— BEGIN PROVIDED MATERIAL —

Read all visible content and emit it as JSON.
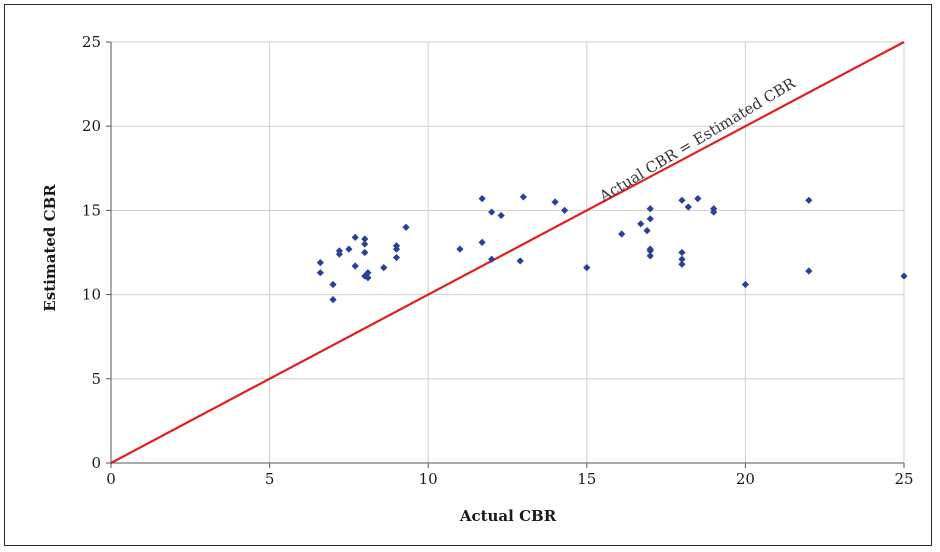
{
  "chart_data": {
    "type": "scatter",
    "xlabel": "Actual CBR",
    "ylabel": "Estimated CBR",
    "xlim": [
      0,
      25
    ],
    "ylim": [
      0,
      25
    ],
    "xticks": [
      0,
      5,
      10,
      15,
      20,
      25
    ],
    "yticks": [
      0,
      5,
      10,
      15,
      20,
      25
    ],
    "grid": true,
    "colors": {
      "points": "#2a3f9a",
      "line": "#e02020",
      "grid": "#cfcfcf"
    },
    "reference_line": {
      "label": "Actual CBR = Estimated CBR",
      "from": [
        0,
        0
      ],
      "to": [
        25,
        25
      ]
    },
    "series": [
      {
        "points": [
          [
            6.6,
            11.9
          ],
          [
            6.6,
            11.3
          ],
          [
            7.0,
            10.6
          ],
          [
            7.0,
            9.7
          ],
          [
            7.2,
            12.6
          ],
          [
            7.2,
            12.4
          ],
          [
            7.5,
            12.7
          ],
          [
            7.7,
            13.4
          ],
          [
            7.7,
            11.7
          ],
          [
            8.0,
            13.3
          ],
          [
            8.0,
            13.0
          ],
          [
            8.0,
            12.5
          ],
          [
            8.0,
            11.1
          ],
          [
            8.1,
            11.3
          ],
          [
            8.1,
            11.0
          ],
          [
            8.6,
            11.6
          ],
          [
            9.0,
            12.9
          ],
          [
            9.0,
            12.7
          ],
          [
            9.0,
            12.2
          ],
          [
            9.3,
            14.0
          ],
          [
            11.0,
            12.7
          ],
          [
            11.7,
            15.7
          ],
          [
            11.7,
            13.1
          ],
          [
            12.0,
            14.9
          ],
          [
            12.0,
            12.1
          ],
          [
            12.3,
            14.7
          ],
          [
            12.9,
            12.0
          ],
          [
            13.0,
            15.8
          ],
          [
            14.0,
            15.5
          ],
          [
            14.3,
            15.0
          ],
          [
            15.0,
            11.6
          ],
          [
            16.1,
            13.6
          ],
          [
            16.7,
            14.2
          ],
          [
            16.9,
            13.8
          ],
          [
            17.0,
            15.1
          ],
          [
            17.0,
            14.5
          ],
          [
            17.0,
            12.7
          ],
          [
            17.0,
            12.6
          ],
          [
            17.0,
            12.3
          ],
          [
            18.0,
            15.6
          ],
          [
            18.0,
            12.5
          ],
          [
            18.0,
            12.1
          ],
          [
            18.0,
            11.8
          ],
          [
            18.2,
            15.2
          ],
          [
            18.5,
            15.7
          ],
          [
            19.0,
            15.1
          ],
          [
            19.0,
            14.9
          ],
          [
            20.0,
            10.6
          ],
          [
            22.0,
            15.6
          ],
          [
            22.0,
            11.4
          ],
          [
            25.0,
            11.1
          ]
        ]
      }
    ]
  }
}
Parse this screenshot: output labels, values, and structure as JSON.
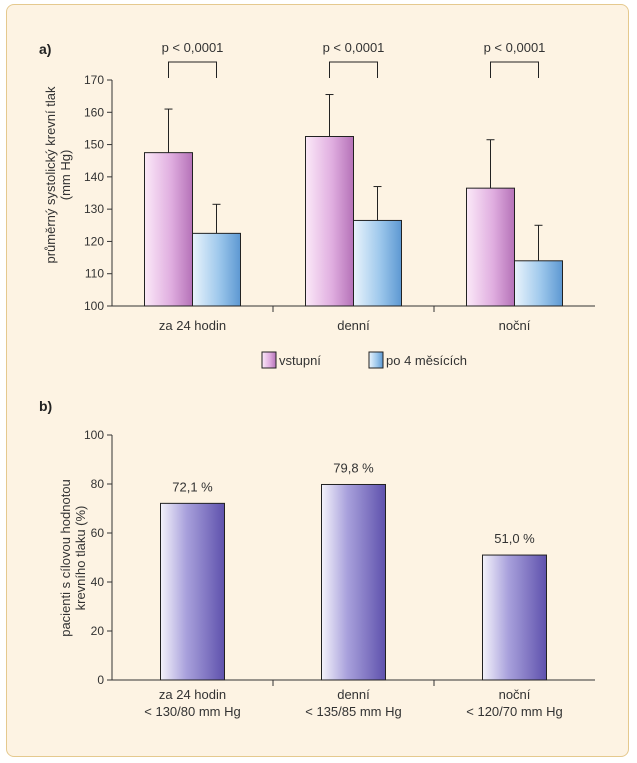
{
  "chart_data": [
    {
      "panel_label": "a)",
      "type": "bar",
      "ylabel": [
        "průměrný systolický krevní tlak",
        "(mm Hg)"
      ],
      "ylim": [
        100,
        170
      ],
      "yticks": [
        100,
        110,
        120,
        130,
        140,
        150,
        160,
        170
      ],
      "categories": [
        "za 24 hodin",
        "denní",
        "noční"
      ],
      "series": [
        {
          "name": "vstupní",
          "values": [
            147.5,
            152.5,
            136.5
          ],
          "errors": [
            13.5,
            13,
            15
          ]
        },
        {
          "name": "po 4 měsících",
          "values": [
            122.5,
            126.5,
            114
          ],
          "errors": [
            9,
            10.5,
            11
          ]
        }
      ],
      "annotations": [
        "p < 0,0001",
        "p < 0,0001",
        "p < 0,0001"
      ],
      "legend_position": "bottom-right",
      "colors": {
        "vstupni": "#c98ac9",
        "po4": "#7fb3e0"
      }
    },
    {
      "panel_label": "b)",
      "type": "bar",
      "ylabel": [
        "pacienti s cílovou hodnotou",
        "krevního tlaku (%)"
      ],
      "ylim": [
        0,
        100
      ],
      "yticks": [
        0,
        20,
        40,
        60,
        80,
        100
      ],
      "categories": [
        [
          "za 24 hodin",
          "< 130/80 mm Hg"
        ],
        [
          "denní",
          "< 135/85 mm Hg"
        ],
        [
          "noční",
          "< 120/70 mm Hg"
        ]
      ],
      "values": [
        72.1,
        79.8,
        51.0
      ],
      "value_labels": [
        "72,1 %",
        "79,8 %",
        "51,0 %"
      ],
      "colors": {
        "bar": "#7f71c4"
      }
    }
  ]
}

— END PROVIDED MATERIAL —

SHORT TASK: Copy the records exactly as they appear, excluding images.

EXERCISE ANSWER:
Read all visible content and emit it as JSON.
{
  "chart_data": {
    "type": "scatter",
    "xlabel": "Actual CBR",
    "ylabel": "Estimated CBR",
    "xlim": [
      0,
      25
    ],
    "ylim": [
      0,
      25
    ],
    "xticks": [
      0,
      5,
      10,
      15,
      20,
      25
    ],
    "yticks": [
      0,
      5,
      10,
      15,
      20,
      25
    ],
    "grid": true,
    "colors": {
      "points": "#2a3f9a",
      "line": "#e02020",
      "grid": "#cfcfcf"
    },
    "reference_line": {
      "label": "Actual CBR = Estimated CBR",
      "from": [
        0,
        0
      ],
      "to": [
        25,
        25
      ]
    },
    "series": [
      {
        "points": [
          [
            6.6,
            11.9
          ],
          [
            6.6,
            11.3
          ],
          [
            7.0,
            10.6
          ],
          [
            7.0,
            9.7
          ],
          [
            7.2,
            12.6
          ],
          [
            7.2,
            12.4
          ],
          [
            7.5,
            12.7
          ],
          [
            7.7,
            13.4
          ],
          [
            7.7,
            11.7
          ],
          [
            8.0,
            13.3
          ],
          [
            8.0,
            13.0
          ],
          [
            8.0,
            12.5
          ],
          [
            8.0,
            11.1
          ],
          [
            8.1,
            11.3
          ],
          [
            8.1,
            11.0
          ],
          [
            8.6,
            11.6
          ],
          [
            9.0,
            12.9
          ],
          [
            9.0,
            12.7
          ],
          [
            9.0,
            12.2
          ],
          [
            9.3,
            14.0
          ],
          [
            11.0,
            12.7
          ],
          [
            11.7,
            15.7
          ],
          [
            11.7,
            13.1
          ],
          [
            12.0,
            14.9
          ],
          [
            12.0,
            12.1
          ],
          [
            12.3,
            14.7
          ],
          [
            12.9,
            12.0
          ],
          [
            13.0,
            15.8
          ],
          [
            14.0,
            15.5
          ],
          [
            14.3,
            15.0
          ],
          [
            15.0,
            11.6
          ],
          [
            16.1,
            13.6
          ],
          [
            16.7,
            14.2
          ],
          [
            16.9,
            13.8
          ],
          [
            17.0,
            15.1
          ],
          [
            17.0,
            14.5
          ],
          [
            17.0,
            12.7
          ],
          [
            17.0,
            12.6
          ],
          [
            17.0,
            12.3
          ],
          [
            18.0,
            15.6
          ],
          [
            18.0,
            12.5
          ],
          [
            18.0,
            12.1
          ],
          [
            18.0,
            11.8
          ],
          [
            18.2,
            15.2
          ],
          [
            18.5,
            15.7
          ],
          [
            19.0,
            15.1
          ],
          [
            19.0,
            14.9
          ],
          [
            20.0,
            10.6
          ],
          [
            22.0,
            15.6
          ],
          [
            22.0,
            11.4
          ],
          [
            25.0,
            11.1
          ]
        ]
      }
    ]
  }
}
Parse this screenshot: output labels, values, and structure as JSON.
{
  "chart_data": [
    {
      "panel_label": "a)",
      "type": "bar",
      "ylabel": [
        "průměrný systolický krevní tlak",
        "(mm Hg)"
      ],
      "ylim": [
        100,
        170
      ],
      "yticks": [
        100,
        110,
        120,
        130,
        140,
        150,
        160,
        170
      ],
      "categories": [
        "za 24 hodin",
        "denní",
        "noční"
      ],
      "series": [
        {
          "name": "vstupní",
          "values": [
            147.5,
            152.5,
            136.5
          ],
          "errors": [
            13.5,
            13,
            15
          ]
        },
        {
          "name": "po 4 měsících",
          "values": [
            122.5,
            126.5,
            114
          ],
          "errors": [
            9,
            10.5,
            11
          ]
        }
      ],
      "annotations": [
        "p < 0,0001",
        "p < 0,0001",
        "p < 0,0001"
      ],
      "legend_position": "bottom-right",
      "colors": {
        "vstupni": "#c98ac9",
        "po4": "#7fb3e0"
      }
    },
    {
      "panel_label": "b)",
      "type": "bar",
      "ylabel": [
        "pacienti s cílovou hodnotou",
        "krevního tlaku (%)"
      ],
      "ylim": [
        0,
        100
      ],
      "yticks": [
        0,
        20,
        40,
        60,
        80,
        100
      ],
      "categories": [
        [
          "za 24 hodin",
          "< 130/80 mm Hg"
        ],
        [
          "denní",
          "< 135/85 mm Hg"
        ],
        [
          "noční",
          "< 120/70 mm Hg"
        ]
      ],
      "values": [
        72.1,
        79.8,
        51.0
      ],
      "value_labels": [
        "72,1 %",
        "79,8 %",
        "51,0 %"
      ],
      "colors": {
        "bar": "#7f71c4"
      }
    }
  ]
}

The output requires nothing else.